Copy out all of the data exactly as it appears.

— START OF Listed entries —

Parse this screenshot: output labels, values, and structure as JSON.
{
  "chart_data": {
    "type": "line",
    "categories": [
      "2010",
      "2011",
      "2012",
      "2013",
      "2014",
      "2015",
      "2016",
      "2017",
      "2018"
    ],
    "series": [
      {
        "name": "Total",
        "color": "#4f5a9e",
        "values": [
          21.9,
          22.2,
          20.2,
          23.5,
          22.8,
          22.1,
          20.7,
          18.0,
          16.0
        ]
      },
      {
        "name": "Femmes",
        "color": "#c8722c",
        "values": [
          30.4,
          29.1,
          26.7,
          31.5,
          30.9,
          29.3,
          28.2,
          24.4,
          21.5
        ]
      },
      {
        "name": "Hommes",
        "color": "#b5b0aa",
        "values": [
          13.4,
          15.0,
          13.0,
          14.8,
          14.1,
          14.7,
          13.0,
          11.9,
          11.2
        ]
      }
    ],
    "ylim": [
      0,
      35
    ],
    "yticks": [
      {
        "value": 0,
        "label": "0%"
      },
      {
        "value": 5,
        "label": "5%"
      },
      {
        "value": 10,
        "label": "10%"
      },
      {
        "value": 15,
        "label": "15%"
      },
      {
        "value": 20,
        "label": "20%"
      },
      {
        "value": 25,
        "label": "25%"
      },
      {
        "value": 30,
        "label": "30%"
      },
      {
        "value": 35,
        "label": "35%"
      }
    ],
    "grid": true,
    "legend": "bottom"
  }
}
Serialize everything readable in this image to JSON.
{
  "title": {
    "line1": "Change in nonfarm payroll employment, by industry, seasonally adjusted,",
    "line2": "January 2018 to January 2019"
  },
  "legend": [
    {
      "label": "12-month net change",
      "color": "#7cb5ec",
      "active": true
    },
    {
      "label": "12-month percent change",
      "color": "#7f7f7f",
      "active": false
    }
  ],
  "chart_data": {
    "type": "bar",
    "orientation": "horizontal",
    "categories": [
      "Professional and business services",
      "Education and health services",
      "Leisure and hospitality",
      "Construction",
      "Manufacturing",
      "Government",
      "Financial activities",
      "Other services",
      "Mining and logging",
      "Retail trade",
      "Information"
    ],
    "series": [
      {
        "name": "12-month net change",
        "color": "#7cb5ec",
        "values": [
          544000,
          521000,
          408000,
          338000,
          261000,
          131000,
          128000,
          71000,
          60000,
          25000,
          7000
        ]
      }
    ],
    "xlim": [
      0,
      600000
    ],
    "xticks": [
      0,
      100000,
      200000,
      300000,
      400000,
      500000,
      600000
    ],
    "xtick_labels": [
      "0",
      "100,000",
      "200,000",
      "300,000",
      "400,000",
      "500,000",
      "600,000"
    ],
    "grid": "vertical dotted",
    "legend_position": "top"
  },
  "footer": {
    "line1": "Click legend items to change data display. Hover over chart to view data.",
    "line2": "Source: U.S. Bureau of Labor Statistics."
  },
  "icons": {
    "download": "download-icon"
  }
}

— END OF Listed entries —

▶ **Written response**:
Parse this screenshot: output labels, values, and structure as JSON.
{
  "chart_data": {
    "type": "line",
    "categories": [
      "2010",
      "2011",
      "2012",
      "2013",
      "2014",
      "2015",
      "2016",
      "2017",
      "2018"
    ],
    "series": [
      {
        "name": "Total",
        "color": "#4f5a9e",
        "values": [
          21.9,
          22.2,
          20.2,
          23.5,
          22.8,
          22.1,
          20.7,
          18.0,
          16.0
        ]
      },
      {
        "name": "Femmes",
        "color": "#c8722c",
        "values": [
          30.4,
          29.1,
          26.7,
          31.5,
          30.9,
          29.3,
          28.2,
          24.4,
          21.5
        ]
      },
      {
        "name": "Hommes",
        "color": "#b5b0aa",
        "values": [
          13.4,
          15.0,
          13.0,
          14.8,
          14.1,
          14.7,
          13.0,
          11.9,
          11.2
        ]
      }
    ],
    "ylim": [
      0,
      35
    ],
    "yticks": [
      {
        "value": 0,
        "label": "0%"
      },
      {
        "value": 5,
        "label": "5%"
      },
      {
        "value": 10,
        "label": "10%"
      },
      {
        "value": 15,
        "label": "15%"
      },
      {
        "value": 20,
        "label": "20%"
      },
      {
        "value": 25,
        "label": "25%"
      },
      {
        "value": 30,
        "label": "30%"
      },
      {
        "value": 35,
        "label": "35%"
      }
    ],
    "grid": true,
    "legend": "bottom"
  }
}
Serialize everything readable in this image to JSON.
{
  "title": {
    "line1": "Change in nonfarm payroll employment, by industry, seasonally adjusted,",
    "line2": "January 2018 to January 2019"
  },
  "legend": [
    {
      "label": "12-month net change",
      "color": "#7cb5ec",
      "active": true
    },
    {
      "label": "12-month percent change",
      "color": "#7f7f7f",
      "active": false
    }
  ],
  "chart_data": {
    "type": "bar",
    "orientation": "horizontal",
    "categories": [
      "Professional and business services",
      "Education and health services",
      "Leisure and hospitality",
      "Construction",
      "Manufacturing",
      "Government",
      "Financial activities",
      "Other services",
      "Mining and logging",
      "Retail trade",
      "Information"
    ],
    "series": [
      {
        "name": "12-month net change",
        "color": "#7cb5ec",
        "values": [
          544000,
          521000,
          408000,
          338000,
          261000,
          131000,
          128000,
          71000,
          60000,
          25000,
          7000
        ]
      }
    ],
    "xlim": [
      0,
      600000
    ],
    "xticks": [
      0,
      100000,
      200000,
      300000,
      400000,
      500000,
      600000
    ],
    "xtick_labels": [
      "0",
      "100,000",
      "200,000",
      "300,000",
      "400,000",
      "500,000",
      "600,000"
    ],
    "grid": "vertical dotted",
    "legend_position": "top"
  },
  "footer": {
    "line1": "Click legend items to change data display. Hover over chart to view data.",
    "line2": "Source: U.S. Bureau of Labor Statistics."
  },
  "icons": {
    "download": "download-icon"
  }
}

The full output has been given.